## RECORDS PROVIDED
========================================

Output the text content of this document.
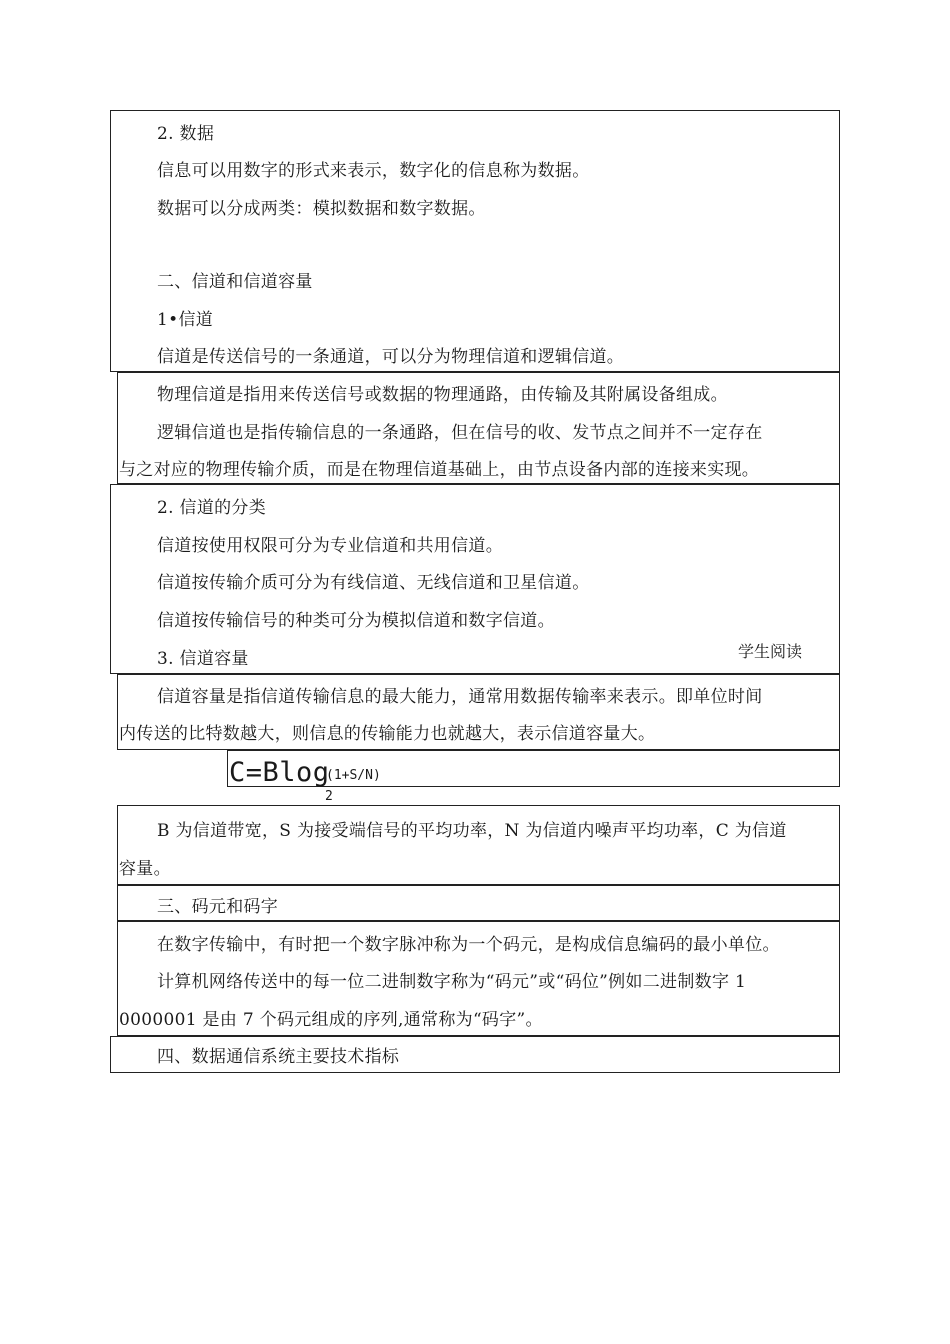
2. 数据
信息可以用数字的形式来表示，数字化的信息称为数据。
数据可以分成两类：模拟数据和数字数据。
二、信道和信道容量
1•信道
信道是传送信号的一条通道，可以分为物理信道和逻辑信道。
物理信道是指用来传送信号或数据的物理通路，由传输及其附属设备组成。
逻辑信道也是指传输信息的一条通路，但在信号的收、发节点之间并不一定存在
与之对应的物理传输介质，而是在物理信道基础上，由节点设备内部的连接来实现。
2. 信道的分类
信道按使用权限可分为专业信道和共用信道。
信道按传输介质可分为有线信道、无线信道和卫星信道。
信道按传输信号的种类可分为模拟信道和数字信道。
3. 信道容量	学生阅读
信道容量是指信道传输信息的最大能力，通常用数据传输率来表示。即单位时间
内传送的比特数越大，则信息的传输能力也就越大，表示信道容量大。
C=Blog
(1+S/N)
2
B 为信道带宽，S 为接受端信号的平均功率，N 为信道内噪声平均功率，C 为信道
容量。
三、码元和码字
在数字传输中，有时把一个数字脉冲称为一个码元，是构成信息编码的最小单位。
计算机网络传送中的每一位二进制数字称为“码元”或“码位”例如二进制数字 1
0000001 是由 7 个码元组成的序列,通常称为“码字”。
四、数据通信系统主要技术指标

========================================

## WHAT YOU WILL DO
All the material shown above is to be copied exactly, with no pictures carried over.

## ANSWER TO THE TASK
Output the text content of this document.
2. 数据
信息可以用数字的形式来表示，数字化的信息称为数据。
数据可以分成两类：模拟数据和数字数据。
二、信道和信道容量
1•信道
信道是传送信号的一条通道，可以分为物理信道和逻辑信道。
物理信道是指用来传送信号或数据的物理通路，由传输及其附属设备组成。
逻辑信道也是指传输信息的一条通路，但在信号的收、发节点之间并不一定存在
与之对应的物理传输介质，而是在物理信道基础上，由节点设备内部的连接来实现。
2. 信道的分类
信道按使用权限可分为专业信道和共用信道。
信道按传输介质可分为有线信道、无线信道和卫星信道。
信道按传输信号的种类可分为模拟信道和数字信道。
3. 信道容量	学生阅读
信道容量是指信道传输信息的最大能力，通常用数据传输率来表示。即单位时间
内传送的比特数越大，则信息的传输能力也就越大，表示信道容量大。
C=Blog
(1+S/N)
2
B 为信道带宽，S 为接受端信号的平均功率，N 为信道内噪声平均功率，C 为信道
容量。
三、码元和码字
在数字传输中，有时把一个数字脉冲称为一个码元，是构成信息编码的最小单位。
计算机网络传送中的每一位二进制数字称为“码元”或“码位”例如二进制数字 1
0000001 是由 7 个码元组成的序列,通常称为“码字”。
四、数据通信系统主要技术指标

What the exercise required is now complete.